> [Stated problem]:
Lines that contain "roztřídění" are to be counted; give only their number.

> [Given records]:
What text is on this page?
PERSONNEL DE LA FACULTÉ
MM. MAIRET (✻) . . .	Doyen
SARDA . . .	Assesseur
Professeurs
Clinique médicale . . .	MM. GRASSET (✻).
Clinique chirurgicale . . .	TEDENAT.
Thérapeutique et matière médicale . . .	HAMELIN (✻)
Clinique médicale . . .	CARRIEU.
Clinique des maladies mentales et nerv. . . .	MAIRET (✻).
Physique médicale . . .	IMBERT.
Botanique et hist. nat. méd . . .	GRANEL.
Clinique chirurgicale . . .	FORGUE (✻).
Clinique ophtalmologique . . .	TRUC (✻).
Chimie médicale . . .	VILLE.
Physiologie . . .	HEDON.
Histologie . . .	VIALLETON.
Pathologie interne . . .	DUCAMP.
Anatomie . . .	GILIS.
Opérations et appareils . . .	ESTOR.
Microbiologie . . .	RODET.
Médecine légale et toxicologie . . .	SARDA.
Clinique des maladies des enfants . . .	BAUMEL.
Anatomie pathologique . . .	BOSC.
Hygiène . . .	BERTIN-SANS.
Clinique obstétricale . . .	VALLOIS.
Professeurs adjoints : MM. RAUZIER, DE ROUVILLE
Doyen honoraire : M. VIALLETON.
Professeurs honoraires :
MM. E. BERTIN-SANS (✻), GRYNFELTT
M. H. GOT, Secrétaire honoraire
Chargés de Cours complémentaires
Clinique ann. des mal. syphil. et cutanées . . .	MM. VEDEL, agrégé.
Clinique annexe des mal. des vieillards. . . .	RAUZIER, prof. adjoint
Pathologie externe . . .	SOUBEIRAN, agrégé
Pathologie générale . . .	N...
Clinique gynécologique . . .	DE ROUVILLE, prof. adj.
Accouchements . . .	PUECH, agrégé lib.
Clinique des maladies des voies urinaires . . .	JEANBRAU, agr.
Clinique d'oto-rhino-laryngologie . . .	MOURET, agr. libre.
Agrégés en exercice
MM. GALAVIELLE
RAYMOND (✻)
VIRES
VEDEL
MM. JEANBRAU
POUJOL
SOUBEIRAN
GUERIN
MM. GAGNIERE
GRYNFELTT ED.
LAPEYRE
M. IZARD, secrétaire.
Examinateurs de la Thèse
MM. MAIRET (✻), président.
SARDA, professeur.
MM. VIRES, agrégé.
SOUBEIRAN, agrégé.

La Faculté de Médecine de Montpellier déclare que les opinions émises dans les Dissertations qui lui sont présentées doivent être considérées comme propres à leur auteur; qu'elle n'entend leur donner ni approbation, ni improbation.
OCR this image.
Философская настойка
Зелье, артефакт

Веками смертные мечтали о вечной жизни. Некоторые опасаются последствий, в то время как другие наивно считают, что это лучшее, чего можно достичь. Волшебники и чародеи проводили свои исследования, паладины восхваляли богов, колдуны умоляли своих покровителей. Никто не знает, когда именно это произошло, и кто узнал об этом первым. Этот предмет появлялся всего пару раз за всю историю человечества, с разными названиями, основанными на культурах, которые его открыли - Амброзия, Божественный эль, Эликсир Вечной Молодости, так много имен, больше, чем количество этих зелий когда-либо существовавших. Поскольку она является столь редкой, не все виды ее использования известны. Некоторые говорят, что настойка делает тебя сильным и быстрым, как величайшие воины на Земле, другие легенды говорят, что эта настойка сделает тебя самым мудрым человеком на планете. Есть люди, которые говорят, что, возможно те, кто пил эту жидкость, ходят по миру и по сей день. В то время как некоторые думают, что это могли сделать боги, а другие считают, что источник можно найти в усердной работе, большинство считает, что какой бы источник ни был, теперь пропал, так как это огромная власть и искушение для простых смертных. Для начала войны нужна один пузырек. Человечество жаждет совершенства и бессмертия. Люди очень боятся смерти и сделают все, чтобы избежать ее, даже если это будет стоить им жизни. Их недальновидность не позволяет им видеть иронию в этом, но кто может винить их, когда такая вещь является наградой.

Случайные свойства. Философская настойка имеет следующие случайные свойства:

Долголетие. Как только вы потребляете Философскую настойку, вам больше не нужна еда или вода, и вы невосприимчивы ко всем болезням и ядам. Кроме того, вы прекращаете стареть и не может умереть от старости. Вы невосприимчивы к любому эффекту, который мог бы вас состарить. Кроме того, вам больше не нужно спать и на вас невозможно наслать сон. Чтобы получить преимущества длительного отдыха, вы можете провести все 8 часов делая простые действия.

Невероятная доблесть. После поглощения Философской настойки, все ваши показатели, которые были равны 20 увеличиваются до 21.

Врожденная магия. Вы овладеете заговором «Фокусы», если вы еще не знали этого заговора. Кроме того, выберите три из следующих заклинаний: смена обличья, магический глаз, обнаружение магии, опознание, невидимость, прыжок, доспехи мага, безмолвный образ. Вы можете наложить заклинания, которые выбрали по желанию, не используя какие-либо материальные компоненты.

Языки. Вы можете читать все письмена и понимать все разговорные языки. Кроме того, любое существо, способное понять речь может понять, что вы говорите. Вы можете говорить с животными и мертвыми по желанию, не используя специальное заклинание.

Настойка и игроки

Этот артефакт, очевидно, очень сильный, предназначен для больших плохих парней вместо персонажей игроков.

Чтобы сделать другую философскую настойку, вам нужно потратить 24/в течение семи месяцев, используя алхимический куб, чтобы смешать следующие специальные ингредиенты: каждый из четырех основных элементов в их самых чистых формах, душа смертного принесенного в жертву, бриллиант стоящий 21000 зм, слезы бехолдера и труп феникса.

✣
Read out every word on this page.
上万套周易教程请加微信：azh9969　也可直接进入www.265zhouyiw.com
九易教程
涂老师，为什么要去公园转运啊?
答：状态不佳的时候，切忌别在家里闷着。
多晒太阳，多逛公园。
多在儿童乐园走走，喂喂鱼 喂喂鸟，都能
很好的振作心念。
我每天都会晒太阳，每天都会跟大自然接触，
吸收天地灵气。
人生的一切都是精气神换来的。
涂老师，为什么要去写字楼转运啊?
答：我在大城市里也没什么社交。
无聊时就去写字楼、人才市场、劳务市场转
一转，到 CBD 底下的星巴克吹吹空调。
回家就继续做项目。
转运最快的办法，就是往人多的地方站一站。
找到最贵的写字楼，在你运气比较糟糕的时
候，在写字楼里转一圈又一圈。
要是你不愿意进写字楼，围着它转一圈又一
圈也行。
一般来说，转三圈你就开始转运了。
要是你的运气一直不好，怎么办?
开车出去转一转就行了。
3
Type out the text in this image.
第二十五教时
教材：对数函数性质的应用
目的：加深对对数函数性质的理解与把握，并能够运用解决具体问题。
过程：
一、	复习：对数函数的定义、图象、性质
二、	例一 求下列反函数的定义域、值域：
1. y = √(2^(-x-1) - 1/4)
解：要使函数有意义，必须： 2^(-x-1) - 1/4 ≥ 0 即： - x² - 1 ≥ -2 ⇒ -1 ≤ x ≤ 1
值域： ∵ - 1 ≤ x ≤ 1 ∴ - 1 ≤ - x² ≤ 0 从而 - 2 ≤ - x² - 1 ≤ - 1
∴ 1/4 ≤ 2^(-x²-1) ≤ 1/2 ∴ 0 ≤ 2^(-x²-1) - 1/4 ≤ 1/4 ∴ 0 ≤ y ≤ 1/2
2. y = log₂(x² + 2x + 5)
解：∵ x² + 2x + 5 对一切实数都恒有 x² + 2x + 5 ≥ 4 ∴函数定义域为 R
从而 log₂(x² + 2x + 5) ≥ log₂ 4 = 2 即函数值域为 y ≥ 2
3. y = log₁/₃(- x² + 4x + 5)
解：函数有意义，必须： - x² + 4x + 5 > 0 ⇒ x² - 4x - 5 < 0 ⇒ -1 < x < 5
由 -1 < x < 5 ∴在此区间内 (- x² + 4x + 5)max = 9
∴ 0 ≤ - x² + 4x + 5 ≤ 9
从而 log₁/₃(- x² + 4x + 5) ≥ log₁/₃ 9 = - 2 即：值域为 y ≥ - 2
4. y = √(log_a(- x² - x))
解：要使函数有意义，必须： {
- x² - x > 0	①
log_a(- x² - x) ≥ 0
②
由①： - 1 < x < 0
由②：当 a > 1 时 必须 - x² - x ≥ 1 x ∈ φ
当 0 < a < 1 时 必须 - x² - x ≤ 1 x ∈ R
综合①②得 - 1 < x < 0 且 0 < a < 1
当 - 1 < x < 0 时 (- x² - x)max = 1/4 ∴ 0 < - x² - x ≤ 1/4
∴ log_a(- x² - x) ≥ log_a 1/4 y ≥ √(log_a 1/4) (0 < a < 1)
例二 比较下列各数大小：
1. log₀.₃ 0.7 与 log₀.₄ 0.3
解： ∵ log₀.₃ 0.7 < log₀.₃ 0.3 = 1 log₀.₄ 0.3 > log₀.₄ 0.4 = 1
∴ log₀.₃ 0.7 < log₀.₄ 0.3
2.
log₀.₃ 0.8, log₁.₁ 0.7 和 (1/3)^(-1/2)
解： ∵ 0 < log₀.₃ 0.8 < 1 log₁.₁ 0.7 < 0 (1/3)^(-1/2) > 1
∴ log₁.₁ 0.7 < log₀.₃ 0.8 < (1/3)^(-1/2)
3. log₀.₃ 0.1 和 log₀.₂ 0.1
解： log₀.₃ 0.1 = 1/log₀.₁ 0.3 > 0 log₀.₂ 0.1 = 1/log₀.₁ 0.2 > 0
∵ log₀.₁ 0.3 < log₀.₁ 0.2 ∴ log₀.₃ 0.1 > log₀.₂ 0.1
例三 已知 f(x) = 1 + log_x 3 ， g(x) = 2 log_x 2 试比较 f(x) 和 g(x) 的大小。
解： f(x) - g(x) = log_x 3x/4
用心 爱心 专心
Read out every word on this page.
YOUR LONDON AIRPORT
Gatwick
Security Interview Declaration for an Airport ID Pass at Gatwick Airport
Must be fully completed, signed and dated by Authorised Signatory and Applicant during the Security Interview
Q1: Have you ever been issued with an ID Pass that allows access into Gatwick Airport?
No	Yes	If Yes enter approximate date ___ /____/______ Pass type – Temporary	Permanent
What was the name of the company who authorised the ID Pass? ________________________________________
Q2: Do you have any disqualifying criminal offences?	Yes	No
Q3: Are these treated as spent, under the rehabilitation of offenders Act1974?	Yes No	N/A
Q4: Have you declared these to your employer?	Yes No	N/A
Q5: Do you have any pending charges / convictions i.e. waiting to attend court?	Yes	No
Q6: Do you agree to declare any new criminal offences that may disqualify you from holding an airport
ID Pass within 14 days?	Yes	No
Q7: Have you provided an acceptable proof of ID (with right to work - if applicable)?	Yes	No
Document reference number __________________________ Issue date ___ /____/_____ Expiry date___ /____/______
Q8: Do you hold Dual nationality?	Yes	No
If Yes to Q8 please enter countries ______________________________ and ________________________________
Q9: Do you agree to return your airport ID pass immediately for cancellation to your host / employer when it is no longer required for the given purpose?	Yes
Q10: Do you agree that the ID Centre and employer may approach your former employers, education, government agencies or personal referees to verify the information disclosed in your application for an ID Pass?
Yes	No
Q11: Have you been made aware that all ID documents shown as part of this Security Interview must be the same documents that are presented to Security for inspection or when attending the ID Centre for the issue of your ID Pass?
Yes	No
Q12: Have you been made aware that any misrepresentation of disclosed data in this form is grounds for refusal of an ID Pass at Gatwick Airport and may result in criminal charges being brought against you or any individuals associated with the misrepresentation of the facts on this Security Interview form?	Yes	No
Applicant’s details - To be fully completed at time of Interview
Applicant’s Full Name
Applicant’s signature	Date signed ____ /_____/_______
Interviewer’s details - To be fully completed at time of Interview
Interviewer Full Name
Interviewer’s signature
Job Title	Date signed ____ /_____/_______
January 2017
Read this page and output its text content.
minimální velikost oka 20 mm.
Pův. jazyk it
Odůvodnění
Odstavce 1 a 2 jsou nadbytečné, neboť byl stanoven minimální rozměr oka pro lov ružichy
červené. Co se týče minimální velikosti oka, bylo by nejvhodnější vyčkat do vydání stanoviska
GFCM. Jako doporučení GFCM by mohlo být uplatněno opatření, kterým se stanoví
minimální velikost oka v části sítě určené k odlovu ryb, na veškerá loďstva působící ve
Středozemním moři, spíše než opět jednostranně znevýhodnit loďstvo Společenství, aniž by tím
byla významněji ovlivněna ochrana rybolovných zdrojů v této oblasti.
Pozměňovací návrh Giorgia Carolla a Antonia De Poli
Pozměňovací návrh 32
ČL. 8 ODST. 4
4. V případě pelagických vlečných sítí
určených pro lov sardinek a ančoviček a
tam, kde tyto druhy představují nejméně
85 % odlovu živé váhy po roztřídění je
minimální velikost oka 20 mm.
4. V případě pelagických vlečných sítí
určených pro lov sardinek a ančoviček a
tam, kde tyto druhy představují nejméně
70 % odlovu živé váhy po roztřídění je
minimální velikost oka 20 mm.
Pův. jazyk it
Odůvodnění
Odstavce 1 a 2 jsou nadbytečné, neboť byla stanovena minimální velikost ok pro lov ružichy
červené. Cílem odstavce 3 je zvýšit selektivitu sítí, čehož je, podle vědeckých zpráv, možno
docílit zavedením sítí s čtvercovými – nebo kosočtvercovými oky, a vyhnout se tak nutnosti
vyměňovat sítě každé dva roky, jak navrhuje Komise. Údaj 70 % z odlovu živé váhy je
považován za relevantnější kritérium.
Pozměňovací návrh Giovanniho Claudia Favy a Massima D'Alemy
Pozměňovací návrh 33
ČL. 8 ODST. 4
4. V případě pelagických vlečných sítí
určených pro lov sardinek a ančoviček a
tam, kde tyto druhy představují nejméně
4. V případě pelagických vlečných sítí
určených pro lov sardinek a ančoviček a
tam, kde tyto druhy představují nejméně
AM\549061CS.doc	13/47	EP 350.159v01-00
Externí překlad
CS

> [Final result]:
2